• [WHAT YOU NEED TO DO]
Repeat the listing in full, preserving every character.
━━━━━ EXTRACTED ENTRIES ━━━━━
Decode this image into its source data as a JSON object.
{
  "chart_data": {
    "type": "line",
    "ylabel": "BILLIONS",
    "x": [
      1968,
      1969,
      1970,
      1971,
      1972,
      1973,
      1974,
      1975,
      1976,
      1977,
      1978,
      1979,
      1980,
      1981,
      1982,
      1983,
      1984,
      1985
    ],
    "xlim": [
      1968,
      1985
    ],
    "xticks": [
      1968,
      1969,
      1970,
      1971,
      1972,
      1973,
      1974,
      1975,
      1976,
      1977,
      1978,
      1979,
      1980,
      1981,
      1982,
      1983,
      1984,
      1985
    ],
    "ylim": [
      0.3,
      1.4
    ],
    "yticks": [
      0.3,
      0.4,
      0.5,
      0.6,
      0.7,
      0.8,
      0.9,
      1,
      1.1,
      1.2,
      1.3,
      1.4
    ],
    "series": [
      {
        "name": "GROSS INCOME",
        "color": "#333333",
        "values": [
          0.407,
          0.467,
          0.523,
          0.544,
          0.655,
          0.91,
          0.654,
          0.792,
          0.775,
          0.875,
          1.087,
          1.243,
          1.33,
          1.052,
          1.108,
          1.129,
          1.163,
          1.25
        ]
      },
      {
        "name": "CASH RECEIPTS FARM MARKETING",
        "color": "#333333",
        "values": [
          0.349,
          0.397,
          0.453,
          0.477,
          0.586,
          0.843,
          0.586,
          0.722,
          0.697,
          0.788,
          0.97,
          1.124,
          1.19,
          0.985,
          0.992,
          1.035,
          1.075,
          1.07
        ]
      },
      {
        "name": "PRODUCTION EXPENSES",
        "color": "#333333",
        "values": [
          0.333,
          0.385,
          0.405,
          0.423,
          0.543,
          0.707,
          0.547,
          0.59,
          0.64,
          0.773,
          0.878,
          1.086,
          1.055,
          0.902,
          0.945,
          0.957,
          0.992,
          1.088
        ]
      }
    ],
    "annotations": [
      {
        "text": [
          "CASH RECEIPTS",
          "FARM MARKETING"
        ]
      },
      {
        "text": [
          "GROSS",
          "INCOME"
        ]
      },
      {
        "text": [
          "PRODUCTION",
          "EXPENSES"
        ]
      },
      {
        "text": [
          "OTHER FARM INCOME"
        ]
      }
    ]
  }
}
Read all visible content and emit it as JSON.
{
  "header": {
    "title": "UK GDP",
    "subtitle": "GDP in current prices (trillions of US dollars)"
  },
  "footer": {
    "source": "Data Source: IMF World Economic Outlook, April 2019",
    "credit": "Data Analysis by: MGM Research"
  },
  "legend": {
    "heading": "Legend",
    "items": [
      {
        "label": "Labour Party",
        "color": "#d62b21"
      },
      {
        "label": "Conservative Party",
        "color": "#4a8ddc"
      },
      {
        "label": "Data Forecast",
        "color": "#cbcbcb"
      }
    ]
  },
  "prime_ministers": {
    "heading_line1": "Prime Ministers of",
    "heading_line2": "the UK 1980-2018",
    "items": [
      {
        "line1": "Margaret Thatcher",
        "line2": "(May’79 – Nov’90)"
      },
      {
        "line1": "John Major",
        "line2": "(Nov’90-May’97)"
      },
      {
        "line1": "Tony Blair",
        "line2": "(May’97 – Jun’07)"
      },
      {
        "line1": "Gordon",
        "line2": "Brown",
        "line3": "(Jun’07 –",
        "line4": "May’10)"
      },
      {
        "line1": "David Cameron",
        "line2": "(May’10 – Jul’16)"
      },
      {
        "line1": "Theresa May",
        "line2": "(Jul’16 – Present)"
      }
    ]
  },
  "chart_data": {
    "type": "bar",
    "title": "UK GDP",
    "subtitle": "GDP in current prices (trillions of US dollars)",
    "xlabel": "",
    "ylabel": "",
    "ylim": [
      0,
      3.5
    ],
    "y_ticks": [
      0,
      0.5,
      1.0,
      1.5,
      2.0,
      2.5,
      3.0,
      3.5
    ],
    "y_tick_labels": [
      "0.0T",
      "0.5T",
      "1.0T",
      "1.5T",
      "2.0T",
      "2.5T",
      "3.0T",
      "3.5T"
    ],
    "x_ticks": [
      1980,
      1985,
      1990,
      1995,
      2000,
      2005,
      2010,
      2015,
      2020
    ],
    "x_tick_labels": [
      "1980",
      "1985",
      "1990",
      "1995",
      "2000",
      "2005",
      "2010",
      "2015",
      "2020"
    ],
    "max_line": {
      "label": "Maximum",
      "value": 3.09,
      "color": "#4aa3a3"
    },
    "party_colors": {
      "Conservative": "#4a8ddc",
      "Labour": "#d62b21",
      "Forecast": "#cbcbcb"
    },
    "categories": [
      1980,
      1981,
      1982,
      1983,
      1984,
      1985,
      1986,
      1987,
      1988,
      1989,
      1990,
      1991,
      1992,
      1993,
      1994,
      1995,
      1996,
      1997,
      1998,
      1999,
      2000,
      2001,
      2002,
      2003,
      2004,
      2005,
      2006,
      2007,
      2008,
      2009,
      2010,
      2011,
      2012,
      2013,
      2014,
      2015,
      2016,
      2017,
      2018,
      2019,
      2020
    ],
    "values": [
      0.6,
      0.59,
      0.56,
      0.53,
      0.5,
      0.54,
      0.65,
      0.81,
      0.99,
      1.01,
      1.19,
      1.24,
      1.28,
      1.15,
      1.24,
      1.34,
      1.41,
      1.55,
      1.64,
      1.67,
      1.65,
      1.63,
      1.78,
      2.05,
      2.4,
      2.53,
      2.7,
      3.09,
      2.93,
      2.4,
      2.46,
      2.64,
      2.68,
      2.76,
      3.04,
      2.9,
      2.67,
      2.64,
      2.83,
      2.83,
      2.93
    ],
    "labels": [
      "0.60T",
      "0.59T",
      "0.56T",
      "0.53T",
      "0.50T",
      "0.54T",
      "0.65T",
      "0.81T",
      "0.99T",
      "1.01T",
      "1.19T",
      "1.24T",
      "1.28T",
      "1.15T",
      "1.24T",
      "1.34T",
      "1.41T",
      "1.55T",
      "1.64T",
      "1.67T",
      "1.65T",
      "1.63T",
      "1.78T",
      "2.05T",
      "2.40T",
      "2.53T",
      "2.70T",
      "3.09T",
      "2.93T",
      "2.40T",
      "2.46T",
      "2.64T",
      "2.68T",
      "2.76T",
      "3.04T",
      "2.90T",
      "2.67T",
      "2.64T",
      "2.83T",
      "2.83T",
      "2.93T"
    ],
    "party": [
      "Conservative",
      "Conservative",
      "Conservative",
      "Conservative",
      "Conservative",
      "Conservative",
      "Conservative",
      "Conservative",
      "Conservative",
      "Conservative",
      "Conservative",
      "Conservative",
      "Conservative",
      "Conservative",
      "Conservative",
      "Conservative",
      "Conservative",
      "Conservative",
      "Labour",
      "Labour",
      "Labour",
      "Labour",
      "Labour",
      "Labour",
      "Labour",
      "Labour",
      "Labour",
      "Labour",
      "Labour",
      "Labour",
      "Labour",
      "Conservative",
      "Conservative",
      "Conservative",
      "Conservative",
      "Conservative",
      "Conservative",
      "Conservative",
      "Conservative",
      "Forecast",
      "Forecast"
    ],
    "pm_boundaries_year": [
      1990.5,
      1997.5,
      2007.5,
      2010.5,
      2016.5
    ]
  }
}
━━━━━
• [EXERCISE ANSWER]
Decode this image into its source data as a JSON object.
{
  "chart_data": {
    "type": "line",
    "ylabel": "BILLIONS",
    "x": [
      1968,
      1969,
      1970,
      1971,
      1972,
      1973,
      1974,
      1975,
      1976,
      1977,
      1978,
      1979,
      1980,
      1981,
      1982,
      1983,
      1984,
      1985
    ],
    "xlim": [
      1968,
      1985
    ],
    "xticks": [
      1968,
      1969,
      1970,
      1971,
      1972,
      1973,
      1974,
      1975,
      1976,
      1977,
      1978,
      1979,
      1980,
      1981,
      1982,
      1983,
      1984,
      1985
    ],
    "ylim": [
      0.3,
      1.4
    ],
    "yticks": [
      0.3,
      0.4,
      0.5,
      0.6,
      0.7,
      0.8,
      0.9,
      1,
      1.1,
      1.2,
      1.3,
      1.4
    ],
    "series": [
      {
        "name": "GROSS INCOME",
        "color": "#333333",
        "values": [
          0.407,
          0.467,
          0.523,
          0.544,
          0.655,
          0.91,
          0.654,
          0.792,
          0.775,
          0.875,
          1.087,
          1.243,
          1.33,
          1.052,
          1.108,
          1.129,
          1.163,
          1.25
        ]
      },
      {
        "name": "CASH RECEIPTS FARM MARKETING",
        "color": "#333333",
        "values": [
          0.349,
          0.397,
          0.453,
          0.477,
          0.586,
          0.843,
          0.586,
          0.722,
          0.697,
          0.788,
          0.97,
          1.124,
          1.19,
          0.985,
          0.992,
          1.035,
          1.075,
          1.07
        ]
      },
      {
        "name": "PRODUCTION EXPENSES",
        "color": "#333333",
        "values": [
          0.333,
          0.385,
          0.405,
          0.423,
          0.543,
          0.707,
          0.547,
          0.59,
          0.64,
          0.773,
          0.878,
          1.086,
          1.055,
          0.902,
          0.945,
          0.957,
          0.992,
          1.088
        ]
      }
    ],
    "annotations": [
      {
        "text": [
          "CASH RECEIPTS",
          "FARM MARKETING"
        ]
      },
      {
        "text": [
          "GROSS",
          "INCOME"
        ]
      },
      {
        "text": [
          "PRODUCTION",
          "EXPENSES"
        ]
      },
      {
        "text": [
          "OTHER FARM INCOME"
        ]
      }
    ]
  }
}
Read all visible content and emit it as JSON.
{
  "header": {
    "title": "UK GDP",
    "subtitle": "GDP in current prices (trillions of US dollars)"
  },
  "footer": {
    "source": "Data Source: IMF World Economic Outlook, April 2019",
    "credit": "Data Analysis by: MGM Research"
  },
  "legend": {
    "heading": "Legend",
    "items": [
      {
        "label": "Labour Party",
        "color": "#d62b21"
      },
      {
        "label": "Conservative Party",
        "color": "#4a8ddc"
      },
      {
        "label": "Data Forecast",
        "color": "#cbcbcb"
      }
    ]
  },
  "prime_ministers": {
    "heading_line1": "Prime Ministers of",
    "heading_line2": "the UK 1980-2018",
    "items": [
      {
        "line1": "Margaret Thatcher",
        "line2": "(May’79 – Nov’90)"
      },
      {
        "line1": "John Major",
        "line2": "(Nov’90-May’97)"
      },
      {
        "line1": "Tony Blair",
        "line2": "(May’97 – Jun’07)"
      },
      {
        "line1": "Gordon",
        "line2": "Brown",
        "line3": "(Jun’07 –",
        "line4": "May’10)"
      },
      {
        "line1": "David Cameron",
        "line2": "(May’10 – Jul’16)"
      },
      {
        "line1": "Theresa May",
        "line2": "(Jul’16 – Present)"
      }
    ]
  },
  "chart_data": {
    "type": "bar",
    "title": "UK GDP",
    "subtitle": "GDP in current prices (trillions of US dollars)",
    "xlabel": "",
    "ylabel": "",
    "ylim": [
      0,
      3.5
    ],
    "y_ticks": [
      0,
      0.5,
      1.0,
      1.5,
      2.0,
      2.5,
      3.0,
      3.5
    ],
    "y_tick_labels": [
      "0.0T",
      "0.5T",
      "1.0T",
      "1.5T",
      "2.0T",
      "2.5T",
      "3.0T",
      "3.5T"
    ],
    "x_ticks": [
      1980,
      1985,
      1990,
      1995,
      2000,
      2005,
      2010,
      2015,
      2020
    ],
    "x_tick_labels": [
      "1980",
      "1985",
      "1990",
      "1995",
      "2000",
      "2005",
      "2010",
      "2015",
      "2020"
    ],
    "max_line": {
      "label": "Maximum",
      "value": 3.09,
      "color": "#4aa3a3"
    },
    "party_colors": {
      "Conservative": "#4a8ddc",
      "Labour": "#d62b21",
      "Forecast": "#cbcbcb"
    },
    "categories": [
      1980,
      1981,
      1982,
      1983,
      1984,
      1985,
      1986,
      1987,
      1988,
      1989,
      1990,
      1991,
      1992,
      1993,
      1994,
      1995,
      1996,
      1997,
      1998,
      1999,
      2000,
      2001,
      2002,
      2003,
      2004,
      2005,
      2006,
      2007,
      2008,
      2009,
      2010,
      2011,
      2012,
      2013,
      2014,
      2015,
      2016,
      2017,
      2018,
      2019,
      2020
    ],
    "values": [
      0.6,
      0.59,
      0.56,
      0.53,
      0.5,
      0.54,
      0.65,
      0.81,
      0.99,
      1.01,
      1.19,
      1.24,
      1.28,
      1.15,
      1.24,
      1.34,
      1.41,
      1.55,
      1.64,
      1.67,
      1.65,
      1.63,
      1.78,
      2.05,
      2.4,
      2.53,
      2.7,
      3.09,
      2.93,
      2.4,
      2.46,
      2.64,
      2.68,
      2.76,
      3.04,
      2.9,
      2.67,
      2.64,
      2.83,
      2.83,
      2.93
    ],
    "labels": [
      "0.60T",
      "0.59T",
      "0.56T",
      "0.53T",
      "0.50T",
      "0.54T",
      "0.65T",
      "0.81T",
      "0.99T",
      "1.01T",
      "1.19T",
      "1.24T",
      "1.28T",
      "1.15T",
      "1.24T",
      "1.34T",
      "1.41T",
      "1.55T",
      "1.64T",
      "1.67T",
      "1.65T",
      "1.63T",
      "1.78T",
      "2.05T",
      "2.40T",
      "2.53T",
      "2.70T",
      "3.09T",
      "2.93T",
      "2.40T",
      "2.46T",
      "2.64T",
      "2.68T",
      "2.76T",
      "3.04T",
      "2.90T",
      "2.67T",
      "2.64T",
      "2.83T",
      "2.83T",
      "2.93T"
    ],
    "party": [
      "Conservative",
      "Conservative",
      "Conservative",
      "Conservative",
      "Conservative",
      "Conservative",
      "Conservative",
      "Conservative",
      "Conservative",
      "Conservative",
      "Conservative",
      "Conservative",
      "Conservative",
      "Conservative",
      "Conservative",
      "Conservative",
      "Conservative",
      "Conservative",
      "Labour",
      "Labour",
      "Labour",
      "Labour",
      "Labour",
      "Labour",
      "Labour",
      "Labour",
      "Labour",
      "Labour",
      "Labour",
      "Labour",
      "Labour",
      "Conservative",
      "Conservative",
      "Conservative",
      "Conservative",
      "Conservative",
      "Conservative",
      "Conservative",
      "Conservative",
      "Forecast",
      "Forecast"
    ],
    "pm_boundaries_year": [
      1990.5,
      1997.5,
      2007.5,
      2010.5,
      2016.5
    ]
  }
}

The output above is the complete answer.